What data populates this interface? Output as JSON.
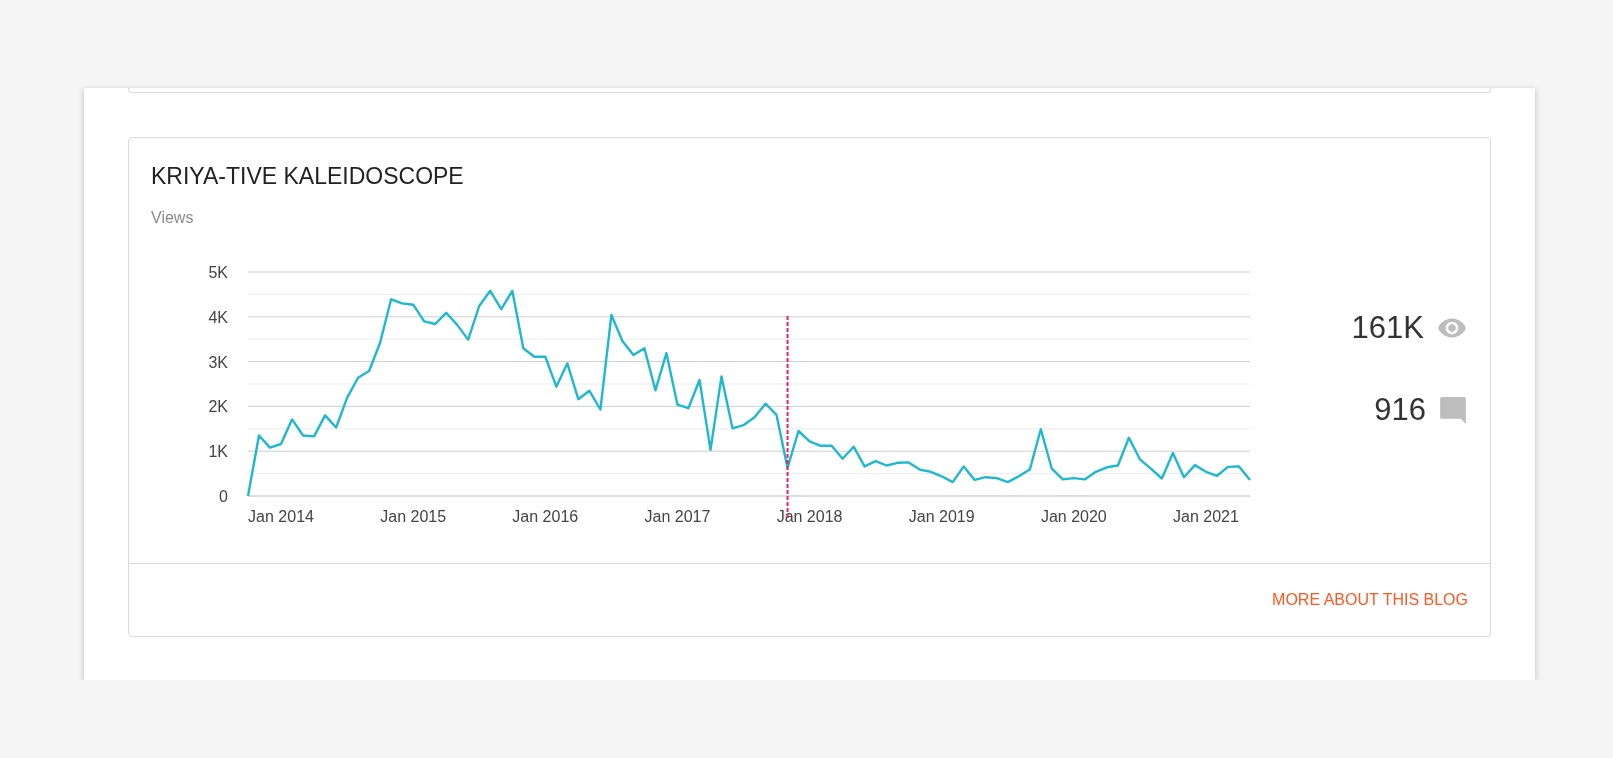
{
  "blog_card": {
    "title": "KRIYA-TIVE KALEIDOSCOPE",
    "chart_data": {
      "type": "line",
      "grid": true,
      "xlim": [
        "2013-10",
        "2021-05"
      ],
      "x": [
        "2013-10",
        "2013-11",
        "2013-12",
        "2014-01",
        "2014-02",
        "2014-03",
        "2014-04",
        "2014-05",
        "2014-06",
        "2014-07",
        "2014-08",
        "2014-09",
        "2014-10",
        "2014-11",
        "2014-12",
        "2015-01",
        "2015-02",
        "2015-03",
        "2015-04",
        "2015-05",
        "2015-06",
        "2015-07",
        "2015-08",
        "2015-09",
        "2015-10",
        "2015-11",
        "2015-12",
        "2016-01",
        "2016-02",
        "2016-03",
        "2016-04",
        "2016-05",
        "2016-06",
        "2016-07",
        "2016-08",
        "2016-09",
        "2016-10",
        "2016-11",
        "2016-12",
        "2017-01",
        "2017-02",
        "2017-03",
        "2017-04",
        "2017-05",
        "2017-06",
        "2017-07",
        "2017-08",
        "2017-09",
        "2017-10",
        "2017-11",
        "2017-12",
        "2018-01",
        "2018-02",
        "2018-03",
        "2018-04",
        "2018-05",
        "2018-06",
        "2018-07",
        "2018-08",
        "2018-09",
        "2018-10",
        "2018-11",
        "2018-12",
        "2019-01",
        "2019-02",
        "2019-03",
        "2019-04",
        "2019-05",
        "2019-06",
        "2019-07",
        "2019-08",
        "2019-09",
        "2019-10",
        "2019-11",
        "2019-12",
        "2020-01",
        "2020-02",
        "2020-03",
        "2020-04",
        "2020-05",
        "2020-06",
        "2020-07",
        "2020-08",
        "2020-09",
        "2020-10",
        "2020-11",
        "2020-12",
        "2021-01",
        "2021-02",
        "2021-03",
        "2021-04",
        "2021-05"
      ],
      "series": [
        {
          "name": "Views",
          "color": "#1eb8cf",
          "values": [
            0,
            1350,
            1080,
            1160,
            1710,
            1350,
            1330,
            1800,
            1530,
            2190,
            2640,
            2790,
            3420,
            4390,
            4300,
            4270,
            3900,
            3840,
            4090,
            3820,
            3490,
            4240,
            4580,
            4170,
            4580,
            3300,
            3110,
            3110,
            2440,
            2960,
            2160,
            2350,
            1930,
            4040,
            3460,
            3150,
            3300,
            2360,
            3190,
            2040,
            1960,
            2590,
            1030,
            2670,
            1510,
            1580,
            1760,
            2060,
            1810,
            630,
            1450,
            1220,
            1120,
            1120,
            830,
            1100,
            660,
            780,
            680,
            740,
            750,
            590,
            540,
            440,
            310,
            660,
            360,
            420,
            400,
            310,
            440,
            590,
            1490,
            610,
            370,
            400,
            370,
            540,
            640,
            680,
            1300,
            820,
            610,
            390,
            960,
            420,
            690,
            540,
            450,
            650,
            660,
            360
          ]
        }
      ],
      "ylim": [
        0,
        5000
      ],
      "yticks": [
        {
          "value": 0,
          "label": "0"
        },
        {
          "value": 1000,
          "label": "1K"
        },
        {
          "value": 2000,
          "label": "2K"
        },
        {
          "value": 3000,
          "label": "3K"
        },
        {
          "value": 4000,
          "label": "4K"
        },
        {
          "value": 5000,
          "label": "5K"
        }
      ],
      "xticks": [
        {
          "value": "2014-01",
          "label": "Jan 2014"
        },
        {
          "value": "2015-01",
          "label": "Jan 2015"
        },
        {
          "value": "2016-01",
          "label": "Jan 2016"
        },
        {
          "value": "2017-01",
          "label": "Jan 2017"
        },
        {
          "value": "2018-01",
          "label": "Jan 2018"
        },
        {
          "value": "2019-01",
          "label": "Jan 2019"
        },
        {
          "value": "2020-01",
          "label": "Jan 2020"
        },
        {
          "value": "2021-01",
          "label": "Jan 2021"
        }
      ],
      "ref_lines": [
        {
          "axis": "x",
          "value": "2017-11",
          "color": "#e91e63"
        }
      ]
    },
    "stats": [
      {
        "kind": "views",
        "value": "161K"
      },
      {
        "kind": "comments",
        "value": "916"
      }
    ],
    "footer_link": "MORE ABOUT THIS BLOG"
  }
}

■ **Given instruction**
Return the listing above in full and without alteration, excluding its pictures.

■ **Written solution**
What data populates this interface? Output as JSON.
{
  "blog_card": {
    "title": "KRIYA-TIVE KALEIDOSCOPE",
    "chart_data": {
      "type": "line",
      "grid": true,
      "xlim": [
        "2013-10",
        "2021-05"
      ],
      "x": [
        "2013-10",
        "2013-11",
        "2013-12",
        "2014-01",
        "2014-02",
        "2014-03",
        "2014-04",
        "2014-05",
        "2014-06",
        "2014-07",
        "2014-08",
        "2014-09",
        "2014-10",
        "2014-11",
        "2014-12",
        "2015-01",
        "2015-02",
        "2015-03",
        "2015-04",
        "2015-05",
        "2015-06",
        "2015-07",
        "2015-08",
        "2015-09",
        "2015-10",
        "2015-11",
        "2015-12",
        "2016-01",
        "2016-02",
        "2016-03",
        "2016-04",
        "2016-05",
        "2016-06",
        "2016-07",
        "2016-08",
        "2016-09",
        "2016-10",
        "2016-11",
        "2016-12",
        "2017-01",
        "2017-02",
        "2017-03",
        "2017-04",
        "2017-05",
        "2017-06",
        "2017-07",
        "2017-08",
        "2017-09",
        "2017-10",
        "2017-11",
        "2017-12",
        "2018-01",
        "2018-02",
        "2018-03",
        "2018-04",
        "2018-05",
        "2018-06",
        "2018-07",
        "2018-08",
        "2018-09",
        "2018-10",
        "2018-11",
        "2018-12",
        "2019-01",
        "2019-02",
        "2019-03",
        "2019-04",
        "2019-05",
        "2019-06",
        "2019-07",
        "2019-08",
        "2019-09",
        "2019-10",
        "2019-11",
        "2019-12",
        "2020-01",
        "2020-02",
        "2020-03",
        "2020-04",
        "2020-05",
        "2020-06",
        "2020-07",
        "2020-08",
        "2020-09",
        "2020-10",
        "2020-11",
        "2020-12",
        "2021-01",
        "2021-02",
        "2021-03",
        "2021-04",
        "2021-05"
      ],
      "series": [
        {
          "name": "Views",
          "color": "#1eb8cf",
          "values": [
            0,
            1350,
            1080,
            1160,
            1710,
            1350,
            1330,
            1800,
            1530,
            2190,
            2640,
            2790,
            3420,
            4390,
            4300,
            4270,
            3900,
            3840,
            4090,
            3820,
            3490,
            4240,
            4580,
            4170,
            4580,
            3300,
            3110,
            3110,
            2440,
            2960,
            2160,
            2350,
            1930,
            4040,
            3460,
            3150,
            3300,
            2360,
            3190,
            2040,
            1960,
            2590,
            1030,
            2670,
            1510,
            1580,
            1760,
            2060,
            1810,
            630,
            1450,
            1220,
            1120,
            1120,
            830,
            1100,
            660,
            780,
            680,
            740,
            750,
            590,
            540,
            440,
            310,
            660,
            360,
            420,
            400,
            310,
            440,
            590,
            1490,
            610,
            370,
            400,
            370,
            540,
            640,
            680,
            1300,
            820,
            610,
            390,
            960,
            420,
            690,
            540,
            450,
            650,
            660,
            360
          ]
        }
      ],
      "ylim": [
        0,
        5000
      ],
      "yticks": [
        {
          "value": 0,
          "label": "0"
        },
        {
          "value": 1000,
          "label": "1K"
        },
        {
          "value": 2000,
          "label": "2K"
        },
        {
          "value": 3000,
          "label": "3K"
        },
        {
          "value": 4000,
          "label": "4K"
        },
        {
          "value": 5000,
          "label": "5K"
        }
      ],
      "xticks": [
        {
          "value": "2014-01",
          "label": "Jan 2014"
        },
        {
          "value": "2015-01",
          "label": "Jan 2015"
        },
        {
          "value": "2016-01",
          "label": "Jan 2016"
        },
        {
          "value": "2017-01",
          "label": "Jan 2017"
        },
        {
          "value": "2018-01",
          "label": "Jan 2018"
        },
        {
          "value": "2019-01",
          "label": "Jan 2019"
        },
        {
          "value": "2020-01",
          "label": "Jan 2020"
        },
        {
          "value": "2021-01",
          "label": "Jan 2021"
        }
      ],
      "ref_lines": [
        {
          "axis": "x",
          "value": "2017-11",
          "color": "#e91e63"
        }
      ]
    },
    "stats": [
      {
        "kind": "views",
        "value": "161K"
      },
      {
        "kind": "comments",
        "value": "916"
      }
    ],
    "footer_link": "MORE ABOUT THIS BLOG"
  }
}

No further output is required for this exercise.